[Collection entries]
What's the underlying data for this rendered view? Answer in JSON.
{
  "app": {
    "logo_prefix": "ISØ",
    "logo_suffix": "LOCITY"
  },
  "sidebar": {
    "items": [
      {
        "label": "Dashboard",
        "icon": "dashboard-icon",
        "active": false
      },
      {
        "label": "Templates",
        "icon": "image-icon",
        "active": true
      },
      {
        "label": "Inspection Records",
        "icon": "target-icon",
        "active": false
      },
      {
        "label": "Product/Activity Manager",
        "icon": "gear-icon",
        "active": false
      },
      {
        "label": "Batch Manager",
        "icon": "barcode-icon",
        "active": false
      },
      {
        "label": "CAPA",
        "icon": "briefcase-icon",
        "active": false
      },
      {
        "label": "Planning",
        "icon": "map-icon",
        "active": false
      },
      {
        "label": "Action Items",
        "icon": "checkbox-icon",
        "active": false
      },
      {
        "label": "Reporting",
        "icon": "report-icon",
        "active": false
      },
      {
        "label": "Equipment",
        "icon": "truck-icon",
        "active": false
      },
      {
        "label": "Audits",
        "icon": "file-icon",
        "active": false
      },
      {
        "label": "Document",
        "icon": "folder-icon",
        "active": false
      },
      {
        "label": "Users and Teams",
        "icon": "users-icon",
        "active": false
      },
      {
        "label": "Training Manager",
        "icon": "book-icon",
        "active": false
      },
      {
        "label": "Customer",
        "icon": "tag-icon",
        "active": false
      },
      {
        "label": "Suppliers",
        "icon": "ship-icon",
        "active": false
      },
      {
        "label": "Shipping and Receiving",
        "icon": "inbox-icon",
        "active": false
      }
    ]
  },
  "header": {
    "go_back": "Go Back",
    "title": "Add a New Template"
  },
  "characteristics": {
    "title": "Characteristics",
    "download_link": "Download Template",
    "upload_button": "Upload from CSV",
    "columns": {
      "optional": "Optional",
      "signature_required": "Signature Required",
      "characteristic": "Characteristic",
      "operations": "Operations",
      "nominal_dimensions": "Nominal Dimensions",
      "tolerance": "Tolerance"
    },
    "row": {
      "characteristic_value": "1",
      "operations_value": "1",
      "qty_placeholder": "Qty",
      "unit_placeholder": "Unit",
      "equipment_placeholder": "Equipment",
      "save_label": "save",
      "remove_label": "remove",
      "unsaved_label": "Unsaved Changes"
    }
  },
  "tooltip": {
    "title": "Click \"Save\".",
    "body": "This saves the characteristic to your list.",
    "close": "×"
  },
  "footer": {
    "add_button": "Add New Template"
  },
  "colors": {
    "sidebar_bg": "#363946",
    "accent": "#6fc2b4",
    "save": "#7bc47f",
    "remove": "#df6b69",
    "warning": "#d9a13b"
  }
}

_What is asked_
Output each record precisely as given.

_Output below_
What's the underlying data for this rendered view? Answer in JSON.
{
  "app": {
    "logo_prefix": "ISØ",
    "logo_suffix": "LOCITY"
  },
  "sidebar": {
    "items": [
      {
        "label": "Dashboard",
        "icon": "dashboard-icon",
        "active": false
      },
      {
        "label": "Templates",
        "icon": "image-icon",
        "active": true
      },
      {
        "label": "Inspection Records",
        "icon": "target-icon",
        "active": false
      },
      {
        "label": "Product/Activity Manager",
        "icon": "gear-icon",
        "active": false
      },
      {
        "label": "Batch Manager",
        "icon": "barcode-icon",
        "active": false
      },
      {
        "label": "CAPA",
        "icon": "briefcase-icon",
        "active": false
      },
      {
        "label": "Planning",
        "icon": "map-icon",
        "active": false
      },
      {
        "label": "Action Items",
        "icon": "checkbox-icon",
        "active": false
      },
      {
        "label": "Reporting",
        "icon": "report-icon",
        "active": false
      },
      {
        "label": "Equipment",
        "icon": "truck-icon",
        "active": false
      },
      {
        "label": "Audits",
        "icon": "file-icon",
        "active": false
      },
      {
        "label": "Document",
        "icon": "folder-icon",
        "active": false
      },
      {
        "label": "Users and Teams",
        "icon": "users-icon",
        "active": false
      },
      {
        "label": "Training Manager",
        "icon": "book-icon",
        "active": false
      },
      {
        "label": "Customer",
        "icon": "tag-icon",
        "active": false
      },
      {
        "label": "Suppliers",
        "icon": "ship-icon",
        "active": false
      },
      {
        "label": "Shipping and Receiving",
        "icon": "inbox-icon",
        "active": false
      }
    ]
  },
  "header": {
    "go_back": "Go Back",
    "title": "Add a New Template"
  },
  "characteristics": {
    "title": "Characteristics",
    "download_link": "Download Template",
    "upload_button": "Upload from CSV",
    "columns": {
      "optional": "Optional",
      "signature_required": "Signature Required",
      "characteristic": "Characteristic",
      "operations": "Operations",
      "nominal_dimensions": "Nominal Dimensions",
      "tolerance": "Tolerance"
    },
    "row": {
      "characteristic_value": "1",
      "operations_value": "1",
      "qty_placeholder": "Qty",
      "unit_placeholder": "Unit",
      "equipment_placeholder": "Equipment",
      "save_label": "save",
      "remove_label": "remove",
      "unsaved_label": "Unsaved Changes"
    }
  },
  "tooltip": {
    "title": "Click \"Save\".",
    "body": "This saves the characteristic to your list.",
    "close": "×"
  },
  "footer": {
    "add_button": "Add New Template"
  },
  "colors": {
    "sidebar_bg": "#363946",
    "accent": "#6fc2b4",
    "save": "#7bc47f",
    "remove": "#df6b69",
    "warning": "#d9a13b"
  }
}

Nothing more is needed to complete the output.